## QUESTIONS TO ANSWER
a: Answer these questions about the recursive CTE text:
(i) Which order was wrongly marked as non deliverable?
(ii) Which PID does the WHERE clause in CTE_RN filter on?
(iii) What does CTE_RN supply?
b: Extend the text on simulating a loop with a recursive CTE, picking up after its final line.

## GIVEN TEXT
* * *
Order=300 was marked as non deliverable, because my query processes all Products independently and this is not correct. The previous Order=200 hogged the quantity for PID=3, even though this Order=200 was not deliverable overall (based on Products other than PID=3) and it should not affect the following orders. But it did affect the following orders, which is not correct.

I don't see how to write a single query without explicit loop(s) here.

Alas.


You can simulate a loop using recursive CTE.

I will show you a query that does the core thing and leave the rest to you, because overall it becomes too long.

The main idea - you need a running total that resets when it reaches a threshold. There are many questions on this topic, I used this as a basis for my answer.

In the query below I'm looking only at a slice of your data, only at one specific PID = 2.

CTE_RN gives us row numbers to iterate upon. CTE_Recursive is the main loop which checks if the running total exceeds the limit. If it does, it discards the Qty from that Order and sets the OrderIsDeliverable flag.

Query

WITH
CTE_RN
AS
(
    SELECT
        O.OrderID
        ,O.PID
        ,O.Qty
        ,I.Qty AS LimitQty
        ,ROW_NUMBER() OVER (ORDER BY O.OrderID) AS rn
    FROM
        @Order AS O
        INNER JOIN @Inventory AS I ON I.PID = O.PID
    WHERE O.PID = 2 -- this would become a parameter
)
,CTE_Recursive
AS
(
    SELECT
        CTE_RN.OrderID
        ,CTE_RN.PID
        ,CTE_RN.Qty
        ,CTE_RN.LimitQty
        ,CTE_RN.rn
        -- this would generate a simple running total
        --,CTE_RN.Qty AS SumQty

        -- the very first order may exceed the limit
        ,CASE WHEN CTE_RN.Qty > CTE_RN.LimitQty
        THEN 0
        ELSE CTE_RN.Qty
        END AS SumQty
        ,CASE WHEN CTE_RN.Qty > CTE_RN.LimitQty
        THEN 0
        ELSE 1
        END AS OrderIsDeliverable
    FROM
        CTE_RN
    WHERE
        CTE_RN.rn = 1

    UNION ALL

    SELECT
        CTE_RN.OrderID
        ,CTE_RN.PID
        ,CTE_RN.Qty
        ,CTE_RN.LimitQty
        ,CTE_RN.rn
        -- this would generate a simple running total
        --,CTE_RN.Qty + CTE_Recursive.SumQty AS SumQty

        -- check if running total exceeds the limit
        ,CASE WHEN CTE_RN.Qty + CTE_Recursive.SumQty > CTE_RN.LimitQty
        THEN CTE_Recursive.SumQty -- don't increase the running total
        ELSE CTE_RN.Qty + CTE_Recursive.SumQty
        END AS SumQty
        ,CASE WHEN CTE_RN.Qty + CTE_Recursive.SumQty > CTE_RN.LimitQty
        THEN 0
        ELSE 1
        END AS OrderIsDeliverable
    FROM
        CTE_RN
        INNER JOIN CTE_Recursive ON CTE_Recursive.rn + 1 = CTE_RN.rn
)
* * *
Excerpts from a dataset:
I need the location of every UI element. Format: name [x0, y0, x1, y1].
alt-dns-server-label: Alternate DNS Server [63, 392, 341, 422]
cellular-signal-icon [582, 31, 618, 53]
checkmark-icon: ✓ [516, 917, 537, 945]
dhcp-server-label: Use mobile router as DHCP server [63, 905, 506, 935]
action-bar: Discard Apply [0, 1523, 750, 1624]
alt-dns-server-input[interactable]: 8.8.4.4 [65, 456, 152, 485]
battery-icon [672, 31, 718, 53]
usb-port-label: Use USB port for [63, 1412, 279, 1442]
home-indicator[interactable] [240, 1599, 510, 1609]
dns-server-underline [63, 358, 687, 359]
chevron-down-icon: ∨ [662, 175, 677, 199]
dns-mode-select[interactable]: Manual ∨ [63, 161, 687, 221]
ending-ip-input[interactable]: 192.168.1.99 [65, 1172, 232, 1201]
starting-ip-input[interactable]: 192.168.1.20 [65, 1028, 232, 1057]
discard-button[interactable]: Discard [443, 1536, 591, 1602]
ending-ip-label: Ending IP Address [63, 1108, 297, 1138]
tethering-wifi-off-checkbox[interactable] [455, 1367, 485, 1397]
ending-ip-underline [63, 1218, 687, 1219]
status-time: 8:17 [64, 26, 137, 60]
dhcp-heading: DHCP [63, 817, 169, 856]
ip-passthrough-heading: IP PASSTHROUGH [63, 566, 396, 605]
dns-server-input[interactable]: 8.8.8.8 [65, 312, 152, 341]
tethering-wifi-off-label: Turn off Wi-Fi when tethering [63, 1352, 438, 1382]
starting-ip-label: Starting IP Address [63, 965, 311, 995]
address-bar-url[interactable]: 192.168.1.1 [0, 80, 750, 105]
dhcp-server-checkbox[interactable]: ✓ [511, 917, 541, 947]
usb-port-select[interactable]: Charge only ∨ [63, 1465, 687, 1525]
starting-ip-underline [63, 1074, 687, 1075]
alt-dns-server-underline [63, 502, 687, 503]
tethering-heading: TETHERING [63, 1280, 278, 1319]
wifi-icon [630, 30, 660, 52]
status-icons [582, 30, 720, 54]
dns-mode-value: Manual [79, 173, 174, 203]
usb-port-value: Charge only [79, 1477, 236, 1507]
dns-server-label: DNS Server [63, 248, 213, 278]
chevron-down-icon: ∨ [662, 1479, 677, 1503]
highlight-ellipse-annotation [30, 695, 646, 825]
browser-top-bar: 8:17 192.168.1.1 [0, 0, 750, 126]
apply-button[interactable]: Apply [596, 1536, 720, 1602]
* * *
## ANSWERS TO THE EXERCISES
a:
(i) Order=300
(ii) PID = 2
(iii) Row numbers to iterate upon

b:
SELECT * FROM CTE_Recursive
;

Result

+---------+-----+-----+----------+----+--------+--------------------+
| OrderID | PID | Qty | LimitQty | rn | SumQty | OrderIsDeliverable |
+---------+-----+-----+----------+----+--------+--------------------+
|     100 |   2 |   2 |        5 |  1 |      2 |                  1 |
|     200 |   2 |   5 |        5 |  2 |      2 |                  0 |
|     300 |   2 |   2 |        5 |  3 |      4 |                  1 |
+---------+-----+-----+----------+----+--------+--------------------+

Now you need to run this query for each PID. I would wrap this query into a table-valued function with parameter and pass PID as parameter. Maybe you can do it without a function as well. Obviously, to create a function you can't have table variables, you need actual tables to reference in your function, so adjust the code accordingly.

Then call it something like this:

SELECT
    ...
FROM
    @Inventory AS I
    CROSS APPLY dbo.MyFunc(I.PID) AS A

This would return the same number of rows as in the @Order table. Then you need to group this by OrderID and look at the OrderIsDeliverable flag. If this flag is 0 at least once for an Order, this Order is not deliverable.

Something like this:

SELECT
    A.OrderID
    ,MIN(OrderIsDeliverable) AS OrderIsDeliverable
FROM
    @Inventory AS I
    CROSS APPLY dbo.MyFunc(I.PID) AS A
GROUP BY
    A.OrderID
;

Ideally, you should try various approaches (cursor, recursive CTE, etc.), make sure that you have appropriate indexes, measure their performance on your real data and hardware and decide which one to use.